__INSTRUCTIONS TO FOLLOW__. Transcribe each record below word for word.

__DATA FOR THIS TASK__.

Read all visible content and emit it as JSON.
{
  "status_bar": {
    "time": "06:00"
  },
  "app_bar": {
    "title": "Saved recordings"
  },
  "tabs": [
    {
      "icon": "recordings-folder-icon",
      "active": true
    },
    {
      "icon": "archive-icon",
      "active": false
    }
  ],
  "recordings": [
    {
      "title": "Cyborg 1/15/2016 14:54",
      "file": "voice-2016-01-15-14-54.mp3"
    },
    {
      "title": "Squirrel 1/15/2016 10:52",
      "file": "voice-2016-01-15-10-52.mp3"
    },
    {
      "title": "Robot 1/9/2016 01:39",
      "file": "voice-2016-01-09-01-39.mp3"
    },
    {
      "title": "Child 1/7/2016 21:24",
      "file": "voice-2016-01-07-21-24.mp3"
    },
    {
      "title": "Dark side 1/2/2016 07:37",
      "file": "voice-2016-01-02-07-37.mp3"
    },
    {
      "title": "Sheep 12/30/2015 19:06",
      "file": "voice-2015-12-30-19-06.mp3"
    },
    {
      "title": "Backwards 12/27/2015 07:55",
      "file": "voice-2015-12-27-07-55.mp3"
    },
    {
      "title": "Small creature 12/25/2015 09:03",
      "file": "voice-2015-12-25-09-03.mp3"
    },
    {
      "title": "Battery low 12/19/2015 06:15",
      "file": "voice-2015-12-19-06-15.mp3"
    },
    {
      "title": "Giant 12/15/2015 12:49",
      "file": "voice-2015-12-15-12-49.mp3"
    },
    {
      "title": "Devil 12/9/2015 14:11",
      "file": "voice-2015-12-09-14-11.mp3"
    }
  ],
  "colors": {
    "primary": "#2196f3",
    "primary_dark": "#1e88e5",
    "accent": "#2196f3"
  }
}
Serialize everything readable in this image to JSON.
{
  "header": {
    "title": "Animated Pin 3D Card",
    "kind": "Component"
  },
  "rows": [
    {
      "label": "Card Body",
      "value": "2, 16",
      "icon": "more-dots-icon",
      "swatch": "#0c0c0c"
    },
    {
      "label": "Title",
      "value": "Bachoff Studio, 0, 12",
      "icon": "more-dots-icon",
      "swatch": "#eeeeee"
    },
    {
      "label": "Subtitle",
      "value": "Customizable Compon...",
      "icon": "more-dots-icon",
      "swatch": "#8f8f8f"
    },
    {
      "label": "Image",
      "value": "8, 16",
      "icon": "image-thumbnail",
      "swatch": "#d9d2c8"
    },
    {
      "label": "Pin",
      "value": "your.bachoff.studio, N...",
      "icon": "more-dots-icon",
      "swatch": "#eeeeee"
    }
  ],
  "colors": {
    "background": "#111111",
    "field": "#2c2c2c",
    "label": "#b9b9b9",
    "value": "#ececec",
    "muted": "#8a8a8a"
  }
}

__EXERCISE OUTPUT__.
Read all visible content and emit it as JSON.
{
  "status_bar": {
    "time": "06:00"
  },
  "app_bar": {
    "title": "Saved recordings"
  },
  "tabs": [
    {
      "icon": "recordings-folder-icon",
      "active": true
    },
    {
      "icon": "archive-icon",
      "active": false
    }
  ],
  "recordings": [
    {
      "title": "Cyborg 1/15/2016 14:54",
      "file": "voice-2016-01-15-14-54.mp3"
    },
    {
      "title": "Squirrel 1/15/2016 10:52",
      "file": "voice-2016-01-15-10-52.mp3"
    },
    {
      "title": "Robot 1/9/2016 01:39",
      "file": "voice-2016-01-09-01-39.mp3"
    },
    {
      "title": "Child 1/7/2016 21:24",
      "file": "voice-2016-01-07-21-24.mp3"
    },
    {
      "title": "Dark side 1/2/2016 07:37",
      "file": "voice-2016-01-02-07-37.mp3"
    },
    {
      "title": "Sheep 12/30/2015 19:06",
      "file": "voice-2015-12-30-19-06.mp3"
    },
    {
      "title": "Backwards 12/27/2015 07:55",
      "file": "voice-2015-12-27-07-55.mp3"
    },
    {
      "title": "Small creature 12/25/2015 09:03",
      "file": "voice-2015-12-25-09-03.mp3"
    },
    {
      "title": "Battery low 12/19/2015 06:15",
      "file": "voice-2015-12-19-06-15.mp3"
    },
    {
      "title": "Giant 12/15/2015 12:49",
      "file": "voice-2015-12-15-12-49.mp3"
    },
    {
      "title": "Devil 12/9/2015 14:11",
      "file": "voice-2015-12-09-14-11.mp3"
    }
  ],
  "colors": {
    "primary": "#2196f3",
    "primary_dark": "#1e88e5",
    "accent": "#2196f3"
  }
}
Serialize everything readable in this image to JSON.
{
  "header": {
    "title": "Animated Pin 3D Card",
    "kind": "Component"
  },
  "rows": [
    {
      "label": "Card Body",
      "value": "2, 16",
      "icon": "more-dots-icon",
      "swatch": "#0c0c0c"
    },
    {
      "label": "Title",
      "value": "Bachoff Studio, 0, 12",
      "icon": "more-dots-icon",
      "swatch": "#eeeeee"
    },
    {
      "label": "Subtitle",
      "value": "Customizable Compon...",
      "icon": "more-dots-icon",
      "swatch": "#8f8f8f"
    },
    {
      "label": "Image",
      "value": "8, 16",
      "icon": "image-thumbnail",
      "swatch": "#d9d2c8"
    },
    {
      "label": "Pin",
      "value": "your.bachoff.studio, N...",
      "icon": "more-dots-icon",
      "swatch": "#eeeeee"
    }
  ],
  "colors": {
    "background": "#111111",
    "field": "#2c2c2c",
    "label": "#b9b9b9",
    "value": "#ececec",
    "muted": "#8a8a8a"
  }
}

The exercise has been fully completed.